> Consegne:
A. Rispondi in breve a queste domande sul testo delle affissioni elettorali:
(i) Quale città, oltre a Latina, era divisa in zone di influenza?
(ii) Che cosa chiese la Cetrone riguardo all'orario delle affissioni?
(iii) In quale periodo Riccardo, Viola e Alessandrini avevano fatto la campagna elettorale per Gina Cetrone?
B. Rinomina "part-value" in "segment-value" nell'elenco, dalla prima riga fino alla riga che contiene "scissors-icon bbox=[707, 951, 739, 983]", estremi compresi. Riporta solo queste righe, con tutto il resto invariato.

Pugliese, un collaboratore ritenuto credibile dall’Antimafia e dalla Polizia di Latina, racconta le dinamiche di quelle affissioni che non sono mere apposizioni dei manifesti ma qualcosa di più, un vero e proprio controllo del territorio. “Il compito di svolgere propaganda elettorale commissionato a Riccardo e ai suoi “operai – scrivono gli inquirenti nelle carte che hanno poi portato al processo Alba Pontina – non si risolveva nella mera attività materiale di affissione, ma nell’imporre nella aree prescelte la prevalenza delle affissioni del candidato sponsorizzato, assicurandosi che nessuno prevaricasse gli spazi a ciò riservati e facendo valere, ove necessario, la propria caratura al fine di redarguire chi non si conformasse a tale modalità di gestione delle affissioni“. Ecco perché anche Terracina, come Latina, era divisa in zone di influenza da rispettare quasi militarmente.
“Ricordo – dichiara Pugliese agli investigatori – che la Cetrone ci chiese di affiggere i manifesti anche oltre l’orario consentito, in prossimità del voto, in modo da poter far apparire fino alla fine il suo volto agli elettori. Mi disse infatti che tanto le multe, eventualmente, venivano pagate a stralcio solo in parte quindi non erano molto elevate“.
Vieppiù delicate le dichiarazioni di Agostino Riccardo che arriva a dire su Gina Cetrone cose piuttosto pesanti, se non penalmente, almeno per quanto riguarda la credibilità politica: “Con riguardo a Gina Cetrone, io, Francesco Viola e Giancarlo Alessandrini (ndr: questi due ultimi coinvolti nel processo Don’t Touch: Viola condannato definitivamente; Alessandrini noto leader della tifoseria del Latina Calcio ai tempi di Maiettopoli) già l’avevamo conosciuta avendo fatto la campagna elettorale per lei nell’anno 2013-14“.

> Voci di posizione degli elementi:
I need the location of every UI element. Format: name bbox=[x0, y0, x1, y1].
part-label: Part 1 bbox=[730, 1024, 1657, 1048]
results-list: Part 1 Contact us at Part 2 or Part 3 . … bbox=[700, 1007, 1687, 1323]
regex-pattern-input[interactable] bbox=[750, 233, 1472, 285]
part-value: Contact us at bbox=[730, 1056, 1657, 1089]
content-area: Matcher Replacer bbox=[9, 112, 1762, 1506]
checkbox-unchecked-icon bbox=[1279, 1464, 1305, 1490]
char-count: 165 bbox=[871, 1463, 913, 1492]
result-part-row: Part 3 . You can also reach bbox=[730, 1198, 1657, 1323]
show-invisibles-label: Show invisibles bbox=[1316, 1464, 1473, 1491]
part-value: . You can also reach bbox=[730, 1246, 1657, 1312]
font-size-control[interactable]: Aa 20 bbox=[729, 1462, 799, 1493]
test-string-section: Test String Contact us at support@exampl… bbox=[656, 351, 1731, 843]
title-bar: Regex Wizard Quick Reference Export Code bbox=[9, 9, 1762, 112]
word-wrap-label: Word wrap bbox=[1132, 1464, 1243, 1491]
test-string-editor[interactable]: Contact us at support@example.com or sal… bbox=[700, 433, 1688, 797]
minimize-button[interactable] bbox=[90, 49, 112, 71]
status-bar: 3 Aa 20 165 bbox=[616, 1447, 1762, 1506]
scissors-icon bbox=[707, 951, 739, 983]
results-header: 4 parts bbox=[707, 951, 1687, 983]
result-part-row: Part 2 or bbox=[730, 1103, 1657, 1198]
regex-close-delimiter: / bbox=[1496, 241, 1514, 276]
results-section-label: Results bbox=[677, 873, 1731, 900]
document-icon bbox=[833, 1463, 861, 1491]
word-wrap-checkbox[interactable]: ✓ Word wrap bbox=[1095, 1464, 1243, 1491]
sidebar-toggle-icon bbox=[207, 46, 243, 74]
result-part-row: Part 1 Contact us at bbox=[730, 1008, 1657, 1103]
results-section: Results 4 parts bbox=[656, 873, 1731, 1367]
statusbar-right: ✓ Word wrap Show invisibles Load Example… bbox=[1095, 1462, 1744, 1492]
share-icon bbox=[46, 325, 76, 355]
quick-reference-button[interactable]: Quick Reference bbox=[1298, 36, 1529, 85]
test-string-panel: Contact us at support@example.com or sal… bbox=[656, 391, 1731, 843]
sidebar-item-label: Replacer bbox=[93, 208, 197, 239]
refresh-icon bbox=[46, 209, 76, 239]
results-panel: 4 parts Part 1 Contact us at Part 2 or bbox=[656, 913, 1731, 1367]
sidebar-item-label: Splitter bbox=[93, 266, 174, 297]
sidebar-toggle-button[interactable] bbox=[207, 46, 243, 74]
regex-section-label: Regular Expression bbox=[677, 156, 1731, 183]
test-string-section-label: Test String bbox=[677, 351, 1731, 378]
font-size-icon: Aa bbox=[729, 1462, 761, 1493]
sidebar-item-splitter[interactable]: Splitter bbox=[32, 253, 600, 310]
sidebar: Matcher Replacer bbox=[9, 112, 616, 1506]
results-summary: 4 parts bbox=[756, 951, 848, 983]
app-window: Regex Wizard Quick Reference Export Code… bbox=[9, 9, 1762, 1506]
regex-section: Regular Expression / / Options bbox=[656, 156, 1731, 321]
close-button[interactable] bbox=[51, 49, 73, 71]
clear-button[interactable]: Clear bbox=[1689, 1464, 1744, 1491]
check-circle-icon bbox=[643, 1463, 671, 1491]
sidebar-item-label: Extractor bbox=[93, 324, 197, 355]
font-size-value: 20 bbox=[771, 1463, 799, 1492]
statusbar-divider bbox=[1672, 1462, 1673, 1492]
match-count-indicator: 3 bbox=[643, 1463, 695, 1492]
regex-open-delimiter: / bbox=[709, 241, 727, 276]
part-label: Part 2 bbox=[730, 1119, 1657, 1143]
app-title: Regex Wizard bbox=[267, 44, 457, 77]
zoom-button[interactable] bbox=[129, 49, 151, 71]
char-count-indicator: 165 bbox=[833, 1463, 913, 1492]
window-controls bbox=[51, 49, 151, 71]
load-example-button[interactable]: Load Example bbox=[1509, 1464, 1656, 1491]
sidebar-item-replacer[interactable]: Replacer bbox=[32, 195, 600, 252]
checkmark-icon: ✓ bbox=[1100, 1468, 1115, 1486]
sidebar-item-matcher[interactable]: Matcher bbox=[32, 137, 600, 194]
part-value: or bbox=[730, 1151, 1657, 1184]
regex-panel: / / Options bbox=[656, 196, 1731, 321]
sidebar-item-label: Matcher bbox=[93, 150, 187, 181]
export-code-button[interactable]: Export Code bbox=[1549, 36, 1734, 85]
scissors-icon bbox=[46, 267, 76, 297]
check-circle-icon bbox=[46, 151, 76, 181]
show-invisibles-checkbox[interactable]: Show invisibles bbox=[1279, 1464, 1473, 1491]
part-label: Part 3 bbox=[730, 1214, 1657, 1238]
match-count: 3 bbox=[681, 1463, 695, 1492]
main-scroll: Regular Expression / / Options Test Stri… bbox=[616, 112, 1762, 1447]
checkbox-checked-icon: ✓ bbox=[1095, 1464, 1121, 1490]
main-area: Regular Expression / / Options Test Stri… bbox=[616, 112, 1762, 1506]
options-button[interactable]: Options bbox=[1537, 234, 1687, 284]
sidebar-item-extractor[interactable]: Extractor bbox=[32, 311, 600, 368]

> Risposte ai compiti:
A.
(i) Terracina.
(ii) Di affiggere i manifesti anche oltre l'orario consentito, in prossimità del voto.
(iii) Nell'anno 2013-14.

B.
I need the location of every UI element. Format: name bbox=[x0, y0, x1, y1].
part-label: Part 1 bbox=[730, 1024, 1657, 1048]
results-list: Part 1 Contact us at Part 2 or Part 3 . … bbox=[700, 1007, 1687, 1323]
regex-pattern-input[interactable] bbox=[750, 233, 1472, 285]
segment-value: Contact us at bbox=[730, 1056, 1657, 1089]
content-area: Matcher Replacer bbox=[9, 112, 1762, 1506]
checkbox-unchecked-icon bbox=[1279, 1464, 1305, 1490]
char-count: 165 bbox=[871, 1463, 913, 1492]
result-part-row: Part 3 . You can also reach bbox=[730, 1198, 1657, 1323]
show-invisibles-label: Show invisibles bbox=[1316, 1464, 1473, 1491]
segment-value: . You can also reach bbox=[730, 1246, 1657, 1312]
font-size-control[interactable]: Aa 20 bbox=[729, 1462, 799, 1493]
test-string-section: Test String Contact us at support@exampl… bbox=[656, 351, 1731, 843]
title-bar: Regex Wizard Quick Reference Export Code bbox=[9, 9, 1762, 112]
word-wrap-label: Word wrap bbox=[1132, 1464, 1243, 1491]
test-string-editor[interactable]: Contact us at support@example.com or sal… bbox=[700, 433, 1688, 797]
minimize-button[interactable] bbox=[90, 49, 112, 71]
status-bar: 3 Aa 20 165 bbox=[616, 1447, 1762, 1506]
scissors-icon bbox=[707, 951, 739, 983]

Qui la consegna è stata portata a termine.